**DATA FOR THE TASK**:
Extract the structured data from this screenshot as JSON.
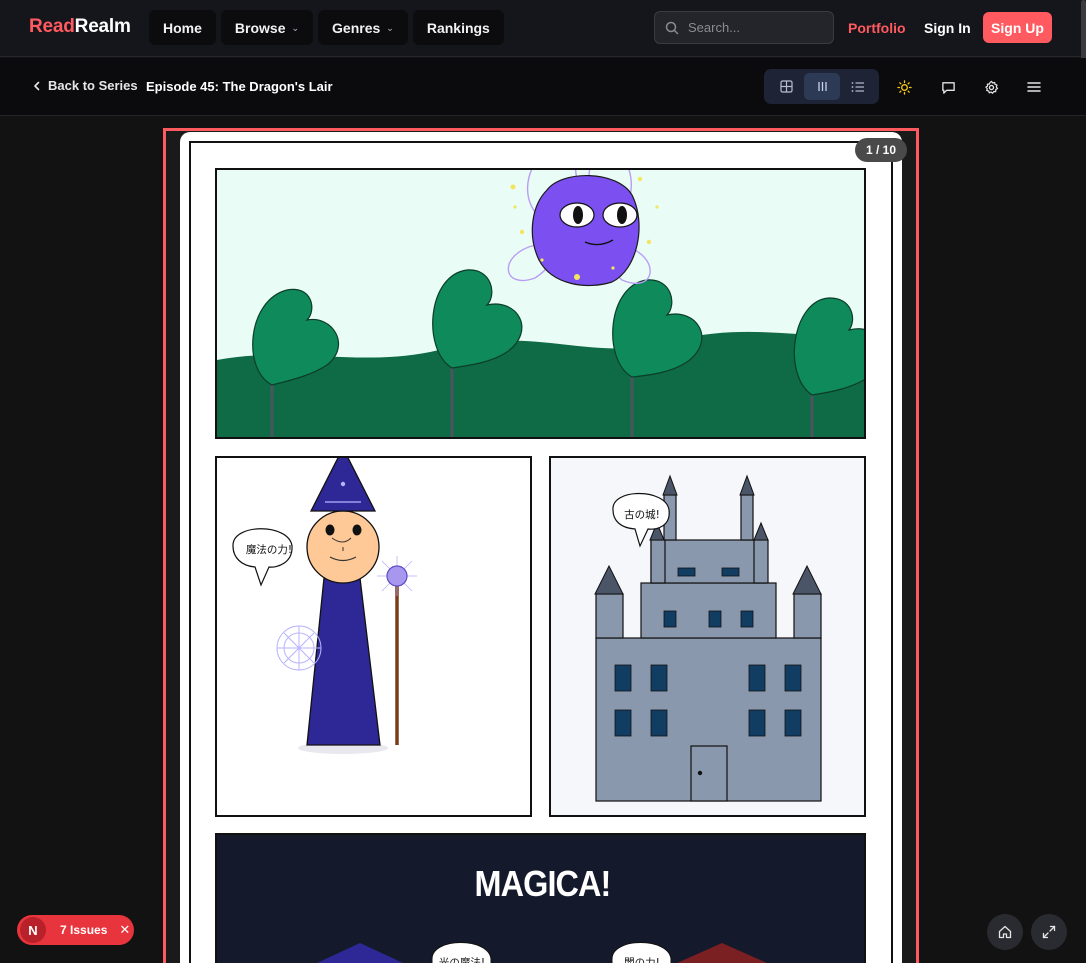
{
  "brand": {
    "part1": "Read",
    "part2": "Realm"
  },
  "nav": {
    "items": [
      {
        "label": "Home",
        "dropdown": false
      },
      {
        "label": "Browse",
        "dropdown": true
      },
      {
        "label": "Genres",
        "dropdown": true
      },
      {
        "label": "Rankings",
        "dropdown": false
      }
    ],
    "search_placeholder": "Search...",
    "portfolio": "Portfolio",
    "sign_in": "Sign In",
    "sign_up": "Sign Up"
  },
  "subbar": {
    "back_label": "Back to Series",
    "episode_title": "Episode 45: The Dragon's Lair",
    "view_modes": [
      "grid-view-icon",
      "vertical-scroll-icon",
      "list-view-icon"
    ],
    "active_view": "vertical-scroll-icon",
    "tools": [
      "sun-icon",
      "comment-icon",
      "settings-icon",
      "menu-icon"
    ]
  },
  "reader": {
    "page_counter": "1 / 10",
    "panel2_bubble": "魔法の力!",
    "panel3_bubble": "古の城!",
    "panel4_title": "MAGICA!",
    "panel4_bubble_left": "光の魔法!",
    "panel4_bubble_right": "闇の力!"
  },
  "issues": {
    "badge": "N",
    "label": "7 Issues"
  },
  "floating": [
    "home-icon",
    "expand-icon"
  ],
  "colors": {
    "accent": "#ff5a5f",
    "background": "#121212",
    "navbar": "#15161b"
  }
}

**TASK TO COMPLETE**: Filter for "icon". Return all lines that hold it.

**FULL RESPONSE**:
      "grid-view-icon",
      "vertical-scroll-icon",
      "list-view-icon"
    "active_view": "vertical-scroll-icon",
      "sun-icon",
      "comment-icon",
      "settings-icon",
      "menu-icon"
    "home-icon",
    "expand-icon"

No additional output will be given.